**DATA FOR THIS EXERCISE:**
· · · · · · ·

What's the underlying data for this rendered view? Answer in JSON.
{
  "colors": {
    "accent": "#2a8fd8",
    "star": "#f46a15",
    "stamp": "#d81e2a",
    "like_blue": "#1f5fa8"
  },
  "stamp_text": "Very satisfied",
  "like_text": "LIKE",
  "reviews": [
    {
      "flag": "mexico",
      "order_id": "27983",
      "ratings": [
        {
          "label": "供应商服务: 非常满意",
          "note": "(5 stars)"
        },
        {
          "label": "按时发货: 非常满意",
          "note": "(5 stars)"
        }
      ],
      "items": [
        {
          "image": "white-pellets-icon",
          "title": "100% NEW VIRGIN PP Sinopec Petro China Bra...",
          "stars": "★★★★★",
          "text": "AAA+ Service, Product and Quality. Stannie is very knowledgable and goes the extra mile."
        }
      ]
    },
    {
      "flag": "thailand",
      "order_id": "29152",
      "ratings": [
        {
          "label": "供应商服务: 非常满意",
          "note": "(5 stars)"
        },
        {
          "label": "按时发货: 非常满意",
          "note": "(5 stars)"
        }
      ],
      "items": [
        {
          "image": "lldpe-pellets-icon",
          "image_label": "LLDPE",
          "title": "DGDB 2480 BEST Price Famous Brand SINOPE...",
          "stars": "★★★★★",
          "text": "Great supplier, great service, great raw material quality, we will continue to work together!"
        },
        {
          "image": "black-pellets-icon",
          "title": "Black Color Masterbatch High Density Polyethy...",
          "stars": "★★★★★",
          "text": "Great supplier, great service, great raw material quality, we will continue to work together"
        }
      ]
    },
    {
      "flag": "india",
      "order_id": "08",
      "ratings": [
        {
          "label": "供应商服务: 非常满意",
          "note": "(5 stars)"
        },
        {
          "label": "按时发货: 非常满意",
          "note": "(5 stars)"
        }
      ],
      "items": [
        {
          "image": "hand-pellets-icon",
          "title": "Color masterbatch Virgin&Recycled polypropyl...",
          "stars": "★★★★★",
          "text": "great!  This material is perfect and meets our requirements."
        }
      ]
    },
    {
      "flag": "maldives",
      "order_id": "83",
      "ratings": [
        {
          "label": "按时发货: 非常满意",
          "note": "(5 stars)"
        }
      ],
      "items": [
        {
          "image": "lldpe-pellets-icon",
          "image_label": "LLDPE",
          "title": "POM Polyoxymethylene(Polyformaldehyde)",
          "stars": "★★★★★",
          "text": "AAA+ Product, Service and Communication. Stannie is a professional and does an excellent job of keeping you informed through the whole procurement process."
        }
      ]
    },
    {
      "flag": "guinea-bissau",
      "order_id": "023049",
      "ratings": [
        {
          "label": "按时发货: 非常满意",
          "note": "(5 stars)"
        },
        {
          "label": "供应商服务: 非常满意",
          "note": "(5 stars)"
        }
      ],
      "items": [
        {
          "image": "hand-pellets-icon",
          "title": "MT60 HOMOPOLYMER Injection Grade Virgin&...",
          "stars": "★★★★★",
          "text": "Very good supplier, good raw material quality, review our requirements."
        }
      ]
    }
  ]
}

· · · · · · ·

**STATED EXERCISE:** From the listing above, extract all records word for word.

**WRITTEN RESPONSE:**
What's the underlying data for this rendered view? Answer in JSON.
{
  "colors": {
    "accent": "#2a8fd8",
    "star": "#f46a15",
    "stamp": "#d81e2a",
    "like_blue": "#1f5fa8"
  },
  "stamp_text": "Very satisfied",
  "like_text": "LIKE",
  "reviews": [
    {
      "flag": "mexico",
      "order_id": "27983",
      "ratings": [
        {
          "label": "供应商服务: 非常满意",
          "note": "(5 stars)"
        },
        {
          "label": "按时发货: 非常满意",
          "note": "(5 stars)"
        }
      ],
      "items": [
        {
          "image": "white-pellets-icon",
          "title": "100% NEW VIRGIN PP Sinopec Petro China Bra...",
          "stars": "★★★★★",
          "text": "AAA+ Service, Product and Quality. Stannie is very knowledgable and goes the extra mile."
        }
      ]
    },
    {
      "flag": "thailand",
      "order_id": "29152",
      "ratings": [
        {
          "label": "供应商服务: 非常满意",
          "note": "(5 stars)"
        },
        {
          "label": "按时发货: 非常满意",
          "note": "(5 stars)"
        }
      ],
      "items": [
        {
          "image": "lldpe-pellets-icon",
          "image_label": "LLDPE",
          "title": "DGDB 2480 BEST Price Famous Brand SINOPE...",
          "stars": "★★★★★",
          "text": "Great supplier, great service, great raw material quality, we will continue to work together!"
        },
        {
          "image": "black-pellets-icon",
          "title": "Black Color Masterbatch High Density Polyethy...",
          "stars": "★★★★★",
          "text": "Great supplier, great service, great raw material quality, we will continue to work together"
        }
      ]
    },
    {
      "flag": "india",
      "order_id": "08",
      "ratings": [
        {
          "label": "供应商服务: 非常满意",
          "note": "(5 stars)"
        },
        {
          "label": "按时发货: 非常满意",
          "note": "(5 stars)"
        }
      ],
      "items": [
        {
          "image": "hand-pellets-icon",
          "title": "Color masterbatch Virgin&Recycled polypropyl...",
          "stars": "★★★★★",
          "text": "great!  This material is perfect and meets our requirements."
        }
      ]
    },
    {
      "flag": "maldives",
      "order_id": "83",
      "ratings": [
        {
          "label": "按时发货: 非常满意",
          "note": "(5 stars)"
        }
      ],
      "items": [
        {
          "image": "lldpe-pellets-icon",
          "image_label": "LLDPE",
          "title": "POM Polyoxymethylene(Polyformaldehyde)",
          "stars": "★★★★★",
          "text": "AAA+ Product, Service and Communication. Stannie is a professional and does an excellent job of keeping you informed through the whole procurement process."
        }
      ]
    },
    {
      "flag": "guinea-bissau",
      "order_id": "023049",
      "ratings": [
        {
          "label": "按时发货: 非常满意",
          "note": "(5 stars)"
        },
        {
          "label": "供应商服务: 非常满意",
          "note": "(5 stars)"
        }
      ],
      "items": [
        {
          "image": "hand-pellets-icon",
          "title": "MT60 HOMOPOLYMER Injection Grade Virgin&...",
          "stars": "★★★★★",
          "text": "Very good supplier, good raw material quality, review our requirements."
        }
      ]
    }
  ]
}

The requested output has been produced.